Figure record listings
----------------

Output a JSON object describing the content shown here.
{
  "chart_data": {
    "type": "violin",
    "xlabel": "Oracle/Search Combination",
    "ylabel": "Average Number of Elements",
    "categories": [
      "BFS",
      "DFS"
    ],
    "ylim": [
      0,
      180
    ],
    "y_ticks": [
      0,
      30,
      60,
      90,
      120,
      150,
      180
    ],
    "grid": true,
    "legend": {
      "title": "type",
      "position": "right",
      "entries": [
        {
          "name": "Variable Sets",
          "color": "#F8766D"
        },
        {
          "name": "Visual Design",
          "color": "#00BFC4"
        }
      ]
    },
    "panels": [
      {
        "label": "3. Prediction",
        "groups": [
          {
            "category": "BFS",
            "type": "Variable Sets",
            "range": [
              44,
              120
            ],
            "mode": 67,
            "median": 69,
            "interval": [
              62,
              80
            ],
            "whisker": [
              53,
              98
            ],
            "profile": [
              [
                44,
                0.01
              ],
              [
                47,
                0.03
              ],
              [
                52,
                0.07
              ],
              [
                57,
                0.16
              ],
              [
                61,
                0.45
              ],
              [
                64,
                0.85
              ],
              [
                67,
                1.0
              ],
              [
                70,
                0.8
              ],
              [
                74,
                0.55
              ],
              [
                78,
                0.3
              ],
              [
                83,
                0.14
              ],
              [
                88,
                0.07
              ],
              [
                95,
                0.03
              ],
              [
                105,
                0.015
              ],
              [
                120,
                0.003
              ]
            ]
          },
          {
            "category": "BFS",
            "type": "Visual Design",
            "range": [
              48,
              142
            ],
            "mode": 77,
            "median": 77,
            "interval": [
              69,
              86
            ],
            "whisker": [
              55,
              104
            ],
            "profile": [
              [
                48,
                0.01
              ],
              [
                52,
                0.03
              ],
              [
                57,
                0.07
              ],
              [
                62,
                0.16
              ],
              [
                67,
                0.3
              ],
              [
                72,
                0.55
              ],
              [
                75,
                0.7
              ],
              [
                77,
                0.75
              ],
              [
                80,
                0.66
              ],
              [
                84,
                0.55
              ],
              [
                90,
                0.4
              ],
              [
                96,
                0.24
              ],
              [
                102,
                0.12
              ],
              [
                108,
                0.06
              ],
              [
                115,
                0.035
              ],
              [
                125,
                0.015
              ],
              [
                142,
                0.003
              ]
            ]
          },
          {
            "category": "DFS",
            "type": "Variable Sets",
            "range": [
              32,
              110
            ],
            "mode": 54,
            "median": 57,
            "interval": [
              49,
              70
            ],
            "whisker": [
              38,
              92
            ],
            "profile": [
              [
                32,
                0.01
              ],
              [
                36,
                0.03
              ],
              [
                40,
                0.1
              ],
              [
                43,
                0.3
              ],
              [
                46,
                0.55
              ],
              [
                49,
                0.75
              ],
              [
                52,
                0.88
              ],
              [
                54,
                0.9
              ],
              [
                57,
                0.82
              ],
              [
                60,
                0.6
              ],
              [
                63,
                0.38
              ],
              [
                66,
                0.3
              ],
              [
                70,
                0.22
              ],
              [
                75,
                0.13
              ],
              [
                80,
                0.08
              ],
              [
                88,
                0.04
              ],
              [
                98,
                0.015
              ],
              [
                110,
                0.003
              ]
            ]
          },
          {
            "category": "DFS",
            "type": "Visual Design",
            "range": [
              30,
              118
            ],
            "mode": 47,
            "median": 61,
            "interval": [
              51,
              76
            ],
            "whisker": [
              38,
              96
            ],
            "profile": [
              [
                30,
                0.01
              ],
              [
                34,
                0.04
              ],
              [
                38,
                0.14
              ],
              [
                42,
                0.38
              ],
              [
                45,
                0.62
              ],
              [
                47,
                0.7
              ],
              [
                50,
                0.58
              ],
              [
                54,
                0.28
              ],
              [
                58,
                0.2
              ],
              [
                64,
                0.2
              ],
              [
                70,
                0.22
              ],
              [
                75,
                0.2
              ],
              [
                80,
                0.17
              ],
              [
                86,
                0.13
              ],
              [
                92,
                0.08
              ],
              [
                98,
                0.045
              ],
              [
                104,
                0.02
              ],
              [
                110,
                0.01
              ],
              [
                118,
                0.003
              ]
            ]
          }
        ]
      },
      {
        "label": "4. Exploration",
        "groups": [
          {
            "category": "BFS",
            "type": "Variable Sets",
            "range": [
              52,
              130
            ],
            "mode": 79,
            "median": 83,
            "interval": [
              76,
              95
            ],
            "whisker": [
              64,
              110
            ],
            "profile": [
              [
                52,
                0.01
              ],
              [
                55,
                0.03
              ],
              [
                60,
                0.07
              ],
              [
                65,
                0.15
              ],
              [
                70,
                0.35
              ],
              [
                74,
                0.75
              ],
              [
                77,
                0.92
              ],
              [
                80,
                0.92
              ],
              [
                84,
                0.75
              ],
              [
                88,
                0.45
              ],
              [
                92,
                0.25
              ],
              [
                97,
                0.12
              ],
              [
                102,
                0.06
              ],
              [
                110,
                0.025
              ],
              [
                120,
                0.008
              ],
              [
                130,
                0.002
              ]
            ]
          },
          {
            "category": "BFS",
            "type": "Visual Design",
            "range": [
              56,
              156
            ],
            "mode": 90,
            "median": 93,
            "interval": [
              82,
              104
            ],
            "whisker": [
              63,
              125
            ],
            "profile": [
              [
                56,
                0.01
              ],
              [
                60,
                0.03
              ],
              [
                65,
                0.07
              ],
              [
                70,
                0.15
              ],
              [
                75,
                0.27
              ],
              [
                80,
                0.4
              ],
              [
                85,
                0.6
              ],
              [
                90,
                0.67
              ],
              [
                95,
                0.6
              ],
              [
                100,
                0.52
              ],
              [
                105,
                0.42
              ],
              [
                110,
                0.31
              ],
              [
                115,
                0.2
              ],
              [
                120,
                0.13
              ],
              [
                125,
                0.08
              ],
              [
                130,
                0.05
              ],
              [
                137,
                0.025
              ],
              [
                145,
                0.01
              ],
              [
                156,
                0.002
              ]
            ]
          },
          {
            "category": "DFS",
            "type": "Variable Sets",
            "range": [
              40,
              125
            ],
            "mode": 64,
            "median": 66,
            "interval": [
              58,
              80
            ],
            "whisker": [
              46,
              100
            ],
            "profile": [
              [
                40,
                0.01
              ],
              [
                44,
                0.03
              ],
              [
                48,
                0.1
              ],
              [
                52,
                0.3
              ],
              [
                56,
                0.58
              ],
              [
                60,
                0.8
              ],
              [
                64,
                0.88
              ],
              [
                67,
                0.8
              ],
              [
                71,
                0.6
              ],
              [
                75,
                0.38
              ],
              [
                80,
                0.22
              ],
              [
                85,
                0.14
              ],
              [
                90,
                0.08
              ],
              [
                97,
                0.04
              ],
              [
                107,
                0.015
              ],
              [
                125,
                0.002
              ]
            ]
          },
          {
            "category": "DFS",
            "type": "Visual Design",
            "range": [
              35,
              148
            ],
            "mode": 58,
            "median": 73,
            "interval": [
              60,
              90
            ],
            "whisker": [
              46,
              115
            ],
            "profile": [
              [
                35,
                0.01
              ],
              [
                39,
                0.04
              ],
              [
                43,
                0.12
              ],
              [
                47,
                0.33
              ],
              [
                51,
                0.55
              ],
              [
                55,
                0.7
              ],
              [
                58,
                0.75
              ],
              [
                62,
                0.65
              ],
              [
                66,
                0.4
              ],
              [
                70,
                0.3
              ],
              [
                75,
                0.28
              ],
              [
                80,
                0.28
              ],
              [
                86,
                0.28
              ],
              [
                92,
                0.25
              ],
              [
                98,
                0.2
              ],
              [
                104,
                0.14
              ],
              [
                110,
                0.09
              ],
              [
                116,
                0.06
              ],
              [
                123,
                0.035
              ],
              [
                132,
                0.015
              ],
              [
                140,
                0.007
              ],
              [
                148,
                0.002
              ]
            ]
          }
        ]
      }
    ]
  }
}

----------------

[What you have to do] Provide only the number of lines in the entries that hold the word "mode".

[Answer to this task] 8